Task directions:
Read the records and write them out again exactly.

Stored items from a collection
——
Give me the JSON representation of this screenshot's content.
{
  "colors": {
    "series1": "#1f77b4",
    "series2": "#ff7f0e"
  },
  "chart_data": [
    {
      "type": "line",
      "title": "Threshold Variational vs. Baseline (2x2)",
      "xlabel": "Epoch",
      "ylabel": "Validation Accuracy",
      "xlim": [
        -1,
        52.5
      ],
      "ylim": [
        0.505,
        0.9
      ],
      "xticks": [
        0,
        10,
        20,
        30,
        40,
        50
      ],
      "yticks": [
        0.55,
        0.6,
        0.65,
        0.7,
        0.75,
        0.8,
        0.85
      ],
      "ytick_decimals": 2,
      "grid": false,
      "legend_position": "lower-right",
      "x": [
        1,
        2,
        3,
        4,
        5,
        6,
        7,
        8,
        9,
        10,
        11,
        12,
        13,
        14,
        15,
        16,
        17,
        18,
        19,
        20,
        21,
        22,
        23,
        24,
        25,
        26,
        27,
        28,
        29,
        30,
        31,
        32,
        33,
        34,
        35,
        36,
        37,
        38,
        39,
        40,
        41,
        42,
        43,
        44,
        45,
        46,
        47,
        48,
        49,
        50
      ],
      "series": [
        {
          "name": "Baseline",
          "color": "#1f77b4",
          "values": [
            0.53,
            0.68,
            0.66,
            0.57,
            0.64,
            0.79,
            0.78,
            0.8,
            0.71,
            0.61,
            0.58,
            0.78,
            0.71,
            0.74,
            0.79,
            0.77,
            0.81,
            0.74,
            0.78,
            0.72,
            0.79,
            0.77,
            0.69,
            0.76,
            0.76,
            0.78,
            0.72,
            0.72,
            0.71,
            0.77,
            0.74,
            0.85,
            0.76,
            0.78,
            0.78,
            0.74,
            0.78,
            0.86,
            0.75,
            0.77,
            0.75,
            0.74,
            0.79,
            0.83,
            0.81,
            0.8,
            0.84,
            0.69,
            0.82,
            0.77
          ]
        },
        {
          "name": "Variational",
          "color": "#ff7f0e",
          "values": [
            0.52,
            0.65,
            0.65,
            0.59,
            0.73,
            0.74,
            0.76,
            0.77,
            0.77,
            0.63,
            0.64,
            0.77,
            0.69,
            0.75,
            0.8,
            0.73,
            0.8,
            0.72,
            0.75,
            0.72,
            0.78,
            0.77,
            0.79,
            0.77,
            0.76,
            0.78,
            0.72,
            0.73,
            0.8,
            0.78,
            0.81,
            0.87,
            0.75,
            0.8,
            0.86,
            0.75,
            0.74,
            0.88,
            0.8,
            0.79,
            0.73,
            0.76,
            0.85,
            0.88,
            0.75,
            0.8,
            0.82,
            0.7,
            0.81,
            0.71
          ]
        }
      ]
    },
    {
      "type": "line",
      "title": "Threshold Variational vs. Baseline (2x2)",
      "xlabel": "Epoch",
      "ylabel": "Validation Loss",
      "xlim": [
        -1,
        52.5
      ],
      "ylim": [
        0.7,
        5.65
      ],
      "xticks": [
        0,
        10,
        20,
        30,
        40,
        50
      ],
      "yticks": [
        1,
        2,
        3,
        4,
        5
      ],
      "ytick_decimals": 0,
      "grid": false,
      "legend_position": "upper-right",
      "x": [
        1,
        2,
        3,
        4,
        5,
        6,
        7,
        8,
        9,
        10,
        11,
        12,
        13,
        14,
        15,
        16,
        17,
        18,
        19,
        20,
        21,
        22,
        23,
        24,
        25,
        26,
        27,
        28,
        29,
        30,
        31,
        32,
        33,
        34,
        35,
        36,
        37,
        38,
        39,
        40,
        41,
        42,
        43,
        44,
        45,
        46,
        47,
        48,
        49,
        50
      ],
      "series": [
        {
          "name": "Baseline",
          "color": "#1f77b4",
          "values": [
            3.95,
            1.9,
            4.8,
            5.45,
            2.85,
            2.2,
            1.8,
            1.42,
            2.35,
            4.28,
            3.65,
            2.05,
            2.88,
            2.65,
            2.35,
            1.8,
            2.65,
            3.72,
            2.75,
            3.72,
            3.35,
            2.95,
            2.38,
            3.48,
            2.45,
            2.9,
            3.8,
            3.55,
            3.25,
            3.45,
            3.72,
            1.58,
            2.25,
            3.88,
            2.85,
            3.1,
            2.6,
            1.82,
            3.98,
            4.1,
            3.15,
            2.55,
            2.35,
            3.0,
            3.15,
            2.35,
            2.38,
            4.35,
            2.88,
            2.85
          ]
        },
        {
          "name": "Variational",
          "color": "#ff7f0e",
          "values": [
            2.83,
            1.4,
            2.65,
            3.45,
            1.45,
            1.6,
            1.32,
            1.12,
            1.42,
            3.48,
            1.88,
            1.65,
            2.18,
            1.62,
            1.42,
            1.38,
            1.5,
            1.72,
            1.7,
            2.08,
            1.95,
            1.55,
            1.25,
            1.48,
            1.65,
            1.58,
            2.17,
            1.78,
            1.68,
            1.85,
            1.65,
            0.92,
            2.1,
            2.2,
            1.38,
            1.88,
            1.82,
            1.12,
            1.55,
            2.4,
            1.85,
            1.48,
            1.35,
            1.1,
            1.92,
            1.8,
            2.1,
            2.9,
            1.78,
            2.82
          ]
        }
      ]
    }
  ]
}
——
Output:
Give me the JSON representation of this screenshot's content.
{
  "colors": {
    "series1": "#1f77b4",
    "series2": "#ff7f0e"
  },
  "chart_data": [
    {
      "type": "line",
      "title": "Threshold Variational vs. Baseline (2x2)",
      "xlabel": "Epoch",
      "ylabel": "Validation Accuracy",
      "xlim": [
        -1,
        52.5
      ],
      "ylim": [
        0.505,
        0.9
      ],
      "xticks": [
        0,
        10,
        20,
        30,
        40,
        50
      ],
      "yticks": [
        0.55,
        0.6,
        0.65,
        0.7,
        0.75,
        0.8,
        0.85
      ],
      "ytick_decimals": 2,
      "grid": false,
      "legend_position": "lower-right",
      "x": [
        1,
        2,
        3,
        4,
        5,
        6,
        7,
        8,
        9,
        10,
        11,
        12,
        13,
        14,
        15,
        16,
        17,
        18,
        19,
        20,
        21,
        22,
        23,
        24,
        25,
        26,
        27,
        28,
        29,
        30,
        31,
        32,
        33,
        34,
        35,
        36,
        37,
        38,
        39,
        40,
        41,
        42,
        43,
        44,
        45,
        46,
        47,
        48,
        49,
        50
      ],
      "series": [
        {
          "name": "Baseline",
          "color": "#1f77b4",
          "values": [
            0.53,
            0.68,
            0.66,
            0.57,
            0.64,
            0.79,
            0.78,
            0.8,
            0.71,
            0.61,
            0.58,
            0.78,
            0.71,
            0.74,
            0.79,
            0.77,
            0.81,
            0.74,
            0.78,
            0.72,
            0.79,
            0.77,
            0.69,
            0.76,
            0.76,
            0.78,
            0.72,
            0.72,
            0.71,
            0.77,
            0.74,
            0.85,
            0.76,
            0.78,
            0.78,
            0.74,
            0.78,
            0.86,
            0.75,
            0.77,
            0.75,
            0.74,
            0.79,
            0.83,
            0.81,
            0.8,
            0.84,
            0.69,
            0.82,
            0.77
          ]
        },
        {
          "name": "Variational",
          "color": "#ff7f0e",
          "values": [
            0.52,
            0.65,
            0.65,
            0.59,
            0.73,
            0.74,
            0.76,
            0.77,
            0.77,
            0.63,
            0.64,
            0.77,
            0.69,
            0.75,
            0.8,
            0.73,
            0.8,
            0.72,
            0.75,
            0.72,
            0.78,
            0.77,
            0.79,
            0.77,
            0.76,
            0.78,
            0.72,
            0.73,
            0.8,
            0.78,
            0.81,
            0.87,
            0.75,
            0.8,
            0.86,
            0.75,
            0.74,
            0.88,
            0.8,
            0.79,
            0.73,
            0.76,
            0.85,
            0.88,
            0.75,
            0.8,
            0.82,
            0.7,
            0.81,
            0.71
          ]
        }
      ]
    },
    {
      "type": "line",
      "title": "Threshold Variational vs. Baseline (2x2)",
      "xlabel": "Epoch",
      "ylabel": "Validation Loss",
      "xlim": [
        -1,
        52.5
      ],
      "ylim": [
        0.7,
        5.65
      ],
      "xticks": [
        0,
        10,
        20,
        30,
        40,
        50
      ],
      "yticks": [
        1,
        2,
        3,
        4,
        5
      ],
      "ytick_decimals": 0,
      "grid": false,
      "legend_position": "upper-right",
      "x": [
        1,
        2,
        3,
        4,
        5,
        6,
        7,
        8,
        9,
        10,
        11,
        12,
        13,
        14,
        15,
        16,
        17,
        18,
        19,
        20,
        21,
        22,
        23,
        24,
        25,
        26,
        27,
        28,
        29,
        30,
        31,
        32,
        33,
        34,
        35,
        36,
        37,
        38,
        39,
        40,
        41,
        42,
        43,
        44,
        45,
        46,
        47,
        48,
        49,
        50
      ],
      "series": [
        {
          "name": "Baseline",
          "color": "#1f77b4",
          "values": [
            3.95,
            1.9,
            4.8,
            5.45,
            2.85,
            2.2,
            1.8,
            1.42,
            2.35,
            4.28,
            3.65,
            2.05,
            2.88,
            2.65,
            2.35,
            1.8,
            2.65,
            3.72,
            2.75,
            3.72,
            3.35,
            2.95,
            2.38,
            3.48,
            2.45,
            2.9,
            3.8,
            3.55,
            3.25,
            3.45,
            3.72,
            1.58,
            2.25,
            3.88,
            2.85,
            3.1,
            2.6,
            1.82,
            3.98,
            4.1,
            3.15,
            2.55,
            2.35,
            3.0,
            3.15,
            2.35,
            2.38,
            4.35,
            2.88,
            2.85
          ]
        },
        {
          "name": "Variational",
          "color": "#ff7f0e",
          "values": [
            2.83,
            1.4,
            2.65,
            3.45,
            1.45,
            1.6,
            1.32,
            1.12,
            1.42,
            3.48,
            1.88,
            1.65,
            2.18,
            1.62,
            1.42,
            1.38,
            1.5,
            1.72,
            1.7,
            2.08,
            1.95,
            1.55,
            1.25,
            1.48,
            1.65,
            1.58,
            2.17,
            1.78,
            1.68,
            1.85,
            1.65,
            0.92,
            2.1,
            2.2,
            1.38,
            1.88,
            1.82,
            1.12,
            1.55,
            2.4,
            1.85,
            1.48,
            1.35,
            1.1,
            1.92,
            1.8,
            2.1,
            2.9,
            1.78,
            2.82
          ]
        }
      ]
    }
  ]
}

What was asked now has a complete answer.